* **Extracted records**:
>> Start

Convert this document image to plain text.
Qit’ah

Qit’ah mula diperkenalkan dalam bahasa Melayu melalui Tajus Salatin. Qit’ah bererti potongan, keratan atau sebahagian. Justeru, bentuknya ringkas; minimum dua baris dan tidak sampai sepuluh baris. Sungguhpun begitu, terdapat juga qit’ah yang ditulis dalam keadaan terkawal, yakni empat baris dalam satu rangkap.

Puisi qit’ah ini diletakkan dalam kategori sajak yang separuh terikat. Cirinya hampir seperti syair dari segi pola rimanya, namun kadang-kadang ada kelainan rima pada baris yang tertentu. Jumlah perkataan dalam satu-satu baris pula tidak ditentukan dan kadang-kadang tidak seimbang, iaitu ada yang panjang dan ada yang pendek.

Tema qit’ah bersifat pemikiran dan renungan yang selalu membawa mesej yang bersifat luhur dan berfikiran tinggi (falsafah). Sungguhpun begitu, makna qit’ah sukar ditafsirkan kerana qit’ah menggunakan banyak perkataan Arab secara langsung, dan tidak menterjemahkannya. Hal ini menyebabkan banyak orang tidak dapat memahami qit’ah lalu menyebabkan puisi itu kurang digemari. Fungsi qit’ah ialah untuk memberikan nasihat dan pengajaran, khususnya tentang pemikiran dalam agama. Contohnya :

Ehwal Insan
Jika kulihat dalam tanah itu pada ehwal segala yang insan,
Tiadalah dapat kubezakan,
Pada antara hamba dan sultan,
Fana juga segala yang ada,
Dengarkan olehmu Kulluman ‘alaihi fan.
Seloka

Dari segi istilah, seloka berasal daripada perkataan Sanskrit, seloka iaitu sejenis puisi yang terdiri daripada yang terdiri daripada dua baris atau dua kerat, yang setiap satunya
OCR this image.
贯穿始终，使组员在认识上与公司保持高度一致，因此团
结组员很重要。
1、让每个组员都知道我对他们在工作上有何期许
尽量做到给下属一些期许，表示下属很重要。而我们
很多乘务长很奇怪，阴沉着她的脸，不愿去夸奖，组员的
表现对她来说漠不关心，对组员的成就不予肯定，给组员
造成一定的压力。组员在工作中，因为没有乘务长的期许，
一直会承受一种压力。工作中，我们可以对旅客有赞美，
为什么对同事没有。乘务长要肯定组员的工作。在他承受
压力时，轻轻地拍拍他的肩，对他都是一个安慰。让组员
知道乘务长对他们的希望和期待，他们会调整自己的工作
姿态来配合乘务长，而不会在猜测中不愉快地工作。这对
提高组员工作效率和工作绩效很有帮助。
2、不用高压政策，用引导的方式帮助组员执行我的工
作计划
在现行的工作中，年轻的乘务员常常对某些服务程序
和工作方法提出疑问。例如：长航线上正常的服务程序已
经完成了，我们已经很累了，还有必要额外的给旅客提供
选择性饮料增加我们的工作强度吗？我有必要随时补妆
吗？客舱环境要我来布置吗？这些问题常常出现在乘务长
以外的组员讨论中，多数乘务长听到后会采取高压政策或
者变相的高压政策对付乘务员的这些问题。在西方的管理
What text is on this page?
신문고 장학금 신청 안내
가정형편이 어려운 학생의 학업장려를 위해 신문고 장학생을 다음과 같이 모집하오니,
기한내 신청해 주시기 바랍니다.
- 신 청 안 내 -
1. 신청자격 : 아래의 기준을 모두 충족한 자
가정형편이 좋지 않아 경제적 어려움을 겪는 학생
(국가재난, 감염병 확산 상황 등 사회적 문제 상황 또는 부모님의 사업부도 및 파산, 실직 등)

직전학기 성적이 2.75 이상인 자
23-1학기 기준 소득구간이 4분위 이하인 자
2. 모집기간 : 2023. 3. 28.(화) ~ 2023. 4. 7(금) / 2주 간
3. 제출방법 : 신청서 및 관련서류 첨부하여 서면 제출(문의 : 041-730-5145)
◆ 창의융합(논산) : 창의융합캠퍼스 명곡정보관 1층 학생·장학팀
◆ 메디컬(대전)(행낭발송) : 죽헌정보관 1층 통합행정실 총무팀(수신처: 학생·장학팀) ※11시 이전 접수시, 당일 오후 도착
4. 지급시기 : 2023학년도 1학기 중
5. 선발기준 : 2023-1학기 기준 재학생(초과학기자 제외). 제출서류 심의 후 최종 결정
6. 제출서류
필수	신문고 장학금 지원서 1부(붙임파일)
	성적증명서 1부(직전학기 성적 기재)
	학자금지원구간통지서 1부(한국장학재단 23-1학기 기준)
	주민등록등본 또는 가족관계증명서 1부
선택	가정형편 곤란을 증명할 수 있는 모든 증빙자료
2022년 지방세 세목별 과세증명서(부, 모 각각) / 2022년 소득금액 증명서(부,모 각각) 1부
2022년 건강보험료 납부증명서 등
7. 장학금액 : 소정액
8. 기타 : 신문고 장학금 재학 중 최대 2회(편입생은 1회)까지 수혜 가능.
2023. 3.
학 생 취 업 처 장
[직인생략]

>> End

* **EXERCISE DIRECTIONS**: Report each line of the material above where the word "segala" appears.

* **EXERCISE RESULT**:
Jika kulihat dalam tanah itu pada ehwal segala yang insan,
Fana juga segala yang ada,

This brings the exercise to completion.